SET PROBLEM: Extract the entries in their exact form.

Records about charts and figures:
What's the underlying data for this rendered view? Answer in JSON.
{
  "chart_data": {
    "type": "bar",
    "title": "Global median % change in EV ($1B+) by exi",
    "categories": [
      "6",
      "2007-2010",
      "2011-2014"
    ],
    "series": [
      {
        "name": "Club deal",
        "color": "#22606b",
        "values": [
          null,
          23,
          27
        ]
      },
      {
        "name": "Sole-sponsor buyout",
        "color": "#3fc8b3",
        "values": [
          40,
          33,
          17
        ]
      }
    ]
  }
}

RESPONSE TO THE EXERCISE:
What's the underlying data for this rendered view? Answer in JSON.
{
  "chart_data": {
    "type": "bar",
    "title": "Global median % change in EV ($1B+) by exi",
    "categories": [
      "6",
      "2007-2010",
      "2011-2014"
    ],
    "series": [
      {
        "name": "Club deal",
        "color": "#22606b",
        "values": [
          null,
          23,
          27
        ]
      },
      {
        "name": "Sole-sponsor buyout",
        "color": "#3fc8b3",
        "values": [
          40,
          33,
          17
        ]
      }
    ]
  }
}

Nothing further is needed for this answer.